■ Work required ■
Search the records that follow and extract every line containing the string "kind".

■ Information given ■
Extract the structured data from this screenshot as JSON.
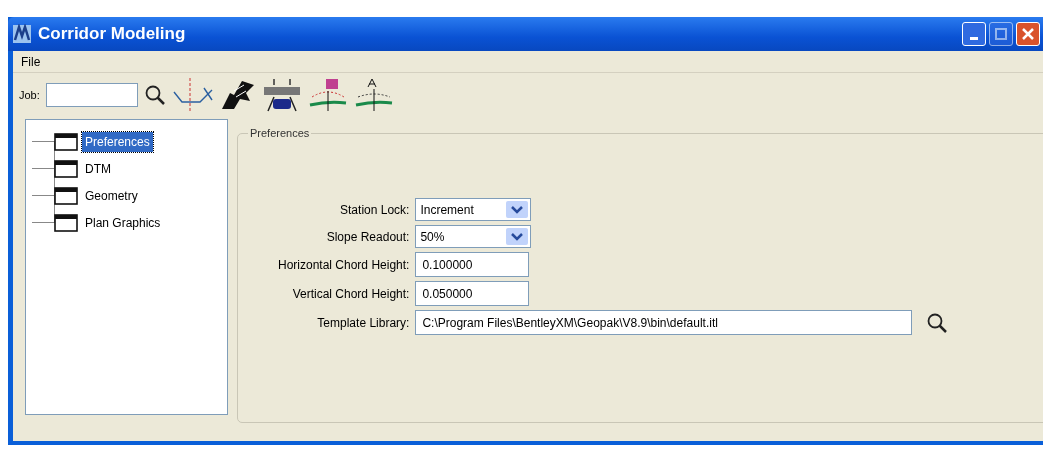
{
  "window": {
    "title": "Corridor Modeling",
    "controls": [
      {
        "kind": "minimize",
        "disabled": false
      },
      {
        "kind": "maximize",
        "disabled": true
      },
      {
        "kind": "close",
        "disabled": false
      }
    ]
  },
  "menu": [
    "File"
  ],
  "toolbar": {
    "job_label": "Job:"
  },
  "tree": [
    {
      "label": "Preferences",
      "selected": true
    },
    {
      "label": "DTM",
      "selected": false
    },
    {
      "label": "Geometry",
      "selected": false
    },
    {
      "label": "Plan Graphics",
      "selected": false
    }
  ],
  "group": {
    "title": "Preferences",
    "fields": [
      {
        "label": "Station Lock:",
        "kind": "select",
        "value": "Increment"
      },
      {
        "label": "Slope Readout:",
        "kind": "select",
        "value": "50%"
      },
      {
        "label": "Horizontal Chord Height:",
        "kind": "text",
        "value": "0.100000"
      },
      {
        "label": "Vertical Chord Height:",
        "kind": "text",
        "value": "0.050000"
      },
      {
        "label": "Template Library:",
        "kind": "path",
        "value": "C:\\Program Files\\BentleyXM\\Geopak\\V8.9\\bin\\default.itl"
      }
    ]
  }
}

■ Response to this task ■
        "kind": "minimize",
        "kind": "maximize",
        "kind": "close",
        "kind": "select",
        "kind": "select",
        "kind": "text",
        "kind": "text",
        "kind": "path",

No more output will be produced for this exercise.